Objective: Print all of the data exactly as written.

Given records:
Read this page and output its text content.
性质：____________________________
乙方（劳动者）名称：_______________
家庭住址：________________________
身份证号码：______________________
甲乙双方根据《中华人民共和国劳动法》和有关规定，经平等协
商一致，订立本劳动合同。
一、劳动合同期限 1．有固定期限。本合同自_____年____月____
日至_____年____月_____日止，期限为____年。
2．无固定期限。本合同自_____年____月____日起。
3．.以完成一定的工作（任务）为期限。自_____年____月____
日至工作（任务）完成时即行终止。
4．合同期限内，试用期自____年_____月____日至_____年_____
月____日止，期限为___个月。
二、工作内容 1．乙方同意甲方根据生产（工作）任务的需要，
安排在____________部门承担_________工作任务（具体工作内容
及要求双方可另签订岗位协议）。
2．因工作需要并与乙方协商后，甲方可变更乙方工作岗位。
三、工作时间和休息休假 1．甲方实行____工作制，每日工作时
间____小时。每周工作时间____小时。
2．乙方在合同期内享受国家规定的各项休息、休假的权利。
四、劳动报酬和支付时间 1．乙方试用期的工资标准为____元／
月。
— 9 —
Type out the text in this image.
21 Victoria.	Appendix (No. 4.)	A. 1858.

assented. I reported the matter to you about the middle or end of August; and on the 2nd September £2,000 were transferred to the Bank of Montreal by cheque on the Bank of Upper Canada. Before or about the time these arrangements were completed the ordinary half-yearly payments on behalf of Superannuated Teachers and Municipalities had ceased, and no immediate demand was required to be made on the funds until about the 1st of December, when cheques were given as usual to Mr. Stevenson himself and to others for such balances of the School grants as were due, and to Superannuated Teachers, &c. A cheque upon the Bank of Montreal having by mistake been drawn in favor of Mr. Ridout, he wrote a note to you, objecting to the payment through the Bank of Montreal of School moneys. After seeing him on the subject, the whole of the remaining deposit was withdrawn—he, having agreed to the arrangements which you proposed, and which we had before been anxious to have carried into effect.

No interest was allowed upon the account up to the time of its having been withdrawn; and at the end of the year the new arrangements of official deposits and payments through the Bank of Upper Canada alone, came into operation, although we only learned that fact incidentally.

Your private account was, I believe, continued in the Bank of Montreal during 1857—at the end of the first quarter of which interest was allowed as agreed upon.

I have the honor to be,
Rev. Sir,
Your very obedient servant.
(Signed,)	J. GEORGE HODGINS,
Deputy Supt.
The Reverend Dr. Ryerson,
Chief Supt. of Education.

Solved problem:
Read this page and output its text content.
性质：____________________________
乙方（劳动者）名称：_______________
家庭住址：________________________
身份证号码：______________________
甲乙双方根据《中华人民共和国劳动法》和有关规定，经平等协
商一致，订立本劳动合同。
一、劳动合同期限 1．有固定期限。本合同自_____年____月____
日至_____年____月_____日止，期限为____年。
2．无固定期限。本合同自_____年____月____日起。
3．.以完成一定的工作（任务）为期限。自_____年____月____
日至工作（任务）完成时即行终止。
4．合同期限内，试用期自____年_____月____日至_____年_____
月____日止，期限为___个月。
二、工作内容 1．乙方同意甲方根据生产（工作）任务的需要，
安排在____________部门承担_________工作任务（具体工作内容
及要求双方可另签订岗位协议）。
2．因工作需要并与乙方协商后，甲方可变更乙方工作岗位。
三、工作时间和休息休假 1．甲方实行____工作制，每日工作时
间____小时。每周工作时间____小时。
2．乙方在合同期内享受国家规定的各项休息、休假的权利。
四、劳动报酬和支付时间 1．乙方试用期的工资标准为____元／
月。
— 9 —
Type out the text in this image.
21 Victoria.	Appendix (No. 4.)	A. 1858.

assented. I reported the matter to you about the middle or end of August; and on the 2nd September £2,000 were transferred to the Bank of Montreal by cheque on the Bank of Upper Canada. Before or about the time these arrangements were completed the ordinary half-yearly payments on behalf of Superannuated Teachers and Municipalities had ceased, and no immediate demand was required to be made on the funds until about the 1st of December, when cheques were given as usual to Mr. Stevenson himself and to others for such balances of the School grants as were due, and to Superannuated Teachers, &c. A cheque upon the Bank of Montreal having by mistake been drawn in favor of Mr. Ridout, he wrote a note to you, objecting to the payment through the Bank of Montreal of School moneys. After seeing him on the subject, the whole of the remaining deposit was withdrawn—he, having agreed to the arrangements which you proposed, and which we had before been anxious to have carried into effect.

No interest was allowed upon the account up to the time of its having been withdrawn; and at the end of the year the new arrangements of official deposits and payments through the Bank of Upper Canada alone, came into operation, although we only learned that fact incidentally.

Your private account was, I believe, continued in the Bank of Montreal during 1857—at the end of the first quarter of which interest was allowed as agreed upon.

I have the honor to be,
Rev. Sir,
Your very obedient servant.
(Signed,)	J. GEORGE HODGINS,
Deputy Supt.
The Reverend Dr. Ryerson,
Chief Supt. of Education.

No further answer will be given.